Goal of the exercise => Each entry has to be copied exactly, with nothing missed.

Dataset items
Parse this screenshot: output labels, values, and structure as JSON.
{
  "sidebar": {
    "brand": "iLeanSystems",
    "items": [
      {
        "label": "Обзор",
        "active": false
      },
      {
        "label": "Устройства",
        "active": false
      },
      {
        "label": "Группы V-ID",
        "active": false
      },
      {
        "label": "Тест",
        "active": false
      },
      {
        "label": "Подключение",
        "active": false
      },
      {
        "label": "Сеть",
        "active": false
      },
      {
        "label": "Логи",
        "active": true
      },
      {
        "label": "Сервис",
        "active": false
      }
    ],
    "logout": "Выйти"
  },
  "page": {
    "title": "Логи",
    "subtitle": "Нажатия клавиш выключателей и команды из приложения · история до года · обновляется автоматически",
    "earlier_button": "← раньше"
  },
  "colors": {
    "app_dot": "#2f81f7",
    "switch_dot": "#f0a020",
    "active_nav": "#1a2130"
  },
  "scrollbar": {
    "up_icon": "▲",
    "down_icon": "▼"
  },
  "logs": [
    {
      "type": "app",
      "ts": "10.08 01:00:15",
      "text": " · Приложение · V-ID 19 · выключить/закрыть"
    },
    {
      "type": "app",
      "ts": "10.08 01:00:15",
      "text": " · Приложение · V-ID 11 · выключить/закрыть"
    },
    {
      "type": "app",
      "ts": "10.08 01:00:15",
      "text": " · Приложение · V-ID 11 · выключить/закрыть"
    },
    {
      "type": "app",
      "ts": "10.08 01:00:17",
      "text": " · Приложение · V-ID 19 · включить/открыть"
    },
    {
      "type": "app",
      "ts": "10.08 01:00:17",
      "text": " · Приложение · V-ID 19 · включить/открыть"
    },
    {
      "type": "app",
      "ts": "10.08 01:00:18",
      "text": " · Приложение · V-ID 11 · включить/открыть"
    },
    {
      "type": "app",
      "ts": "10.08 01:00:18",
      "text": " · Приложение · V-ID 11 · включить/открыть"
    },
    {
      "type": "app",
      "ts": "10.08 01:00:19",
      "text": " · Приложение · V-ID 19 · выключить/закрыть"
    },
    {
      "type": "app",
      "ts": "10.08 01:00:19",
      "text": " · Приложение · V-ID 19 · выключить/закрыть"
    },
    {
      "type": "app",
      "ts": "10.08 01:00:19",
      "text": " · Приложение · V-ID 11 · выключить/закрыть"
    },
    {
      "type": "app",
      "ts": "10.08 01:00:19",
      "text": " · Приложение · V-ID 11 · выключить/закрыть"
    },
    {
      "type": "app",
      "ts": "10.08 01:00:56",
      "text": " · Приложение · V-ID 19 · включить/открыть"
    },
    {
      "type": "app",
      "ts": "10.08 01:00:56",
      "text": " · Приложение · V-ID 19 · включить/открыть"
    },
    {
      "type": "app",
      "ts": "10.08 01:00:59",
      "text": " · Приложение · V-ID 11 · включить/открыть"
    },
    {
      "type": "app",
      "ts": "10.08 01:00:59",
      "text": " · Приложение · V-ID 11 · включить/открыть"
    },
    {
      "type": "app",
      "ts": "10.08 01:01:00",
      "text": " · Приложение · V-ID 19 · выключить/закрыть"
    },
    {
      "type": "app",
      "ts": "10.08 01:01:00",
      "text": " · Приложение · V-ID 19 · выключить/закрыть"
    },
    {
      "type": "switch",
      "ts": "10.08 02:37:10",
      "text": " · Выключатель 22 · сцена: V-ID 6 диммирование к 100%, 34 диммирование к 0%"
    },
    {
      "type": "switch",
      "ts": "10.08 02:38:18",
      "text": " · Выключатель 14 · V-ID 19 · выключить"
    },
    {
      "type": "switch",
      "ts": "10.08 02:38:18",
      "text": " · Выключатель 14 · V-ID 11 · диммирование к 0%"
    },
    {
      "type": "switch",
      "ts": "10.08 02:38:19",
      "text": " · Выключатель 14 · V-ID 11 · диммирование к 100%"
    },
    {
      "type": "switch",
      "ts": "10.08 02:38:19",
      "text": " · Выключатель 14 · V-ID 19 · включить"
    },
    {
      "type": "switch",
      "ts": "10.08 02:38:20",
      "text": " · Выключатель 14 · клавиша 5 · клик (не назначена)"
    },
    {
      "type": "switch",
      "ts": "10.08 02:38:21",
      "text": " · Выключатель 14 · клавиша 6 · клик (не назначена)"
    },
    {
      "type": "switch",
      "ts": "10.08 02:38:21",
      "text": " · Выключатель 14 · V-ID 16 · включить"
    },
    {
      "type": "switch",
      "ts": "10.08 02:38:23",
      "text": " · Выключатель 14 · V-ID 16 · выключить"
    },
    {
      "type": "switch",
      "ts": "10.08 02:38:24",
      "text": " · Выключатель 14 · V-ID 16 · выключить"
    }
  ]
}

Exercise result =>
Parse this screenshot: output labels, values, and structure as JSON.
{
  "sidebar": {
    "brand": "iLeanSystems",
    "items": [
      {
        "label": "Обзор",
        "active": false
      },
      {
        "label": "Устройства",
        "active": false
      },
      {
        "label": "Группы V-ID",
        "active": false
      },
      {
        "label": "Тест",
        "active": false
      },
      {
        "label": "Подключение",
        "active": false
      },
      {
        "label": "Сеть",
        "active": false
      },
      {
        "label": "Логи",
        "active": true
      },
      {
        "label": "Сервис",
        "active": false
      }
    ],
    "logout": "Выйти"
  },
  "page": {
    "title": "Логи",
    "subtitle": "Нажатия клавиш выключателей и команды из приложения · история до года · обновляется автоматически",
    "earlier_button": "← раньше"
  },
  "colors": {
    "app_dot": "#2f81f7",
    "switch_dot": "#f0a020",
    "active_nav": "#1a2130"
  },
  "scrollbar": {
    "up_icon": "▲",
    "down_icon": "▼"
  },
  "logs": [
    {
      "type": "app",
      "ts": "10.08 01:00:15",
      "text": " · Приложение · V-ID 19 · выключить/закрыть"
    },
    {
      "type": "app",
      "ts": "10.08 01:00:15",
      "text": " · Приложение · V-ID 11 · выключить/закрыть"
    },
    {
      "type": "app",
      "ts": "10.08 01:00:15",
      "text": " · Приложение · V-ID 11 · выключить/закрыть"
    },
    {
      "type": "app",
      "ts": "10.08 01:00:17",
      "text": " · Приложение · V-ID 19 · включить/открыть"
    },
    {
      "type": "app",
      "ts": "10.08 01:00:17",
      "text": " · Приложение · V-ID 19 · включить/открыть"
    },
    {
      "type": "app",
      "ts": "10.08 01:00:18",
      "text": " · Приложение · V-ID 11 · включить/открыть"
    },
    {
      "type": "app",
      "ts": "10.08 01:00:18",
      "text": " · Приложение · V-ID 11 · включить/открыть"
    },
    {
      "type": "app",
      "ts": "10.08 01:00:19",
      "text": " · Приложение · V-ID 19 · выключить/закрыть"
    },
    {
      "type": "app",
      "ts": "10.08 01:00:19",
      "text": " · Приложение · V-ID 19 · выключить/закрыть"
    },
    {
      "type": "app",
      "ts": "10.08 01:00:19",
      "text": " · Приложение · V-ID 11 · выключить/закрыть"
    },
    {
      "type": "app",
      "ts": "10.08 01:00:19",
      "text": " · Приложение · V-ID 11 · выключить/закрыть"
    },
    {
      "type": "app",
      "ts": "10.08 01:00:56",
      "text": " · Приложение · V-ID 19 · включить/открыть"
    },
    {
      "type": "app",
      "ts": "10.08 01:00:56",
      "text": " · Приложение · V-ID 19 · включить/открыть"
    },
    {
      "type": "app",
      "ts": "10.08 01:00:59",
      "text": " · Приложение · V-ID 11 · включить/открыть"
    },
    {
      "type": "app",
      "ts": "10.08 01:00:59",
      "text": " · Приложение · V-ID 11 · включить/открыть"
    },
    {
      "type": "app",
      "ts": "10.08 01:01:00",
      "text": " · Приложение · V-ID 19 · выключить/закрыть"
    },
    {
      "type": "app",
      "ts": "10.08 01:01:00",
      "text": " · Приложение · V-ID 19 · выключить/закрыть"
    },
    {
      "type": "switch",
      "ts": "10.08 02:37:10",
      "text": " · Выключатель 22 · сцена: V-ID 6 диммирование к 100%, 34 диммирование к 0%"
    },
    {
      "type": "switch",
      "ts": "10.08 02:38:18",
      "text": " · Выключатель 14 · V-ID 19 · выключить"
    },
    {
      "type": "switch",
      "ts": "10.08 02:38:18",
      "text": " · Выключатель 14 · V-ID 11 · диммирование к 0%"
    },
    {
      "type": "switch",
      "ts": "10.08 02:38:19",
      "text": " · Выключатель 14 · V-ID 11 · диммирование к 100%"
    },
    {
      "type": "switch",
      "ts": "10.08 02:38:19",
      "text": " · Выключатель 14 · V-ID 19 · включить"
    },
    {
      "type": "switch",
      "ts": "10.08 02:38:20",
      "text": " · Выключатель 14 · клавиша 5 · клик (не назначена)"
    },
    {
      "type": "switch",
      "ts": "10.08 02:38:21",
      "text": " · Выключатель 14 · клавиша 6 · клик (не назначена)"
    },
    {
      "type": "switch",
      "ts": "10.08 02:38:21",
      "text": " · Выключатель 14 · V-ID 16 · включить"
    },
    {
      "type": "switch",
      "ts": "10.08 02:38:23",
      "text": " · Выключатель 14 · V-ID 16 · выключить"
    },
    {
      "type": "switch",
      "ts": "10.08 02:38:24",
      "text": " · Выключатель 14 · V-ID 16 · выключить"
    }
  ]
}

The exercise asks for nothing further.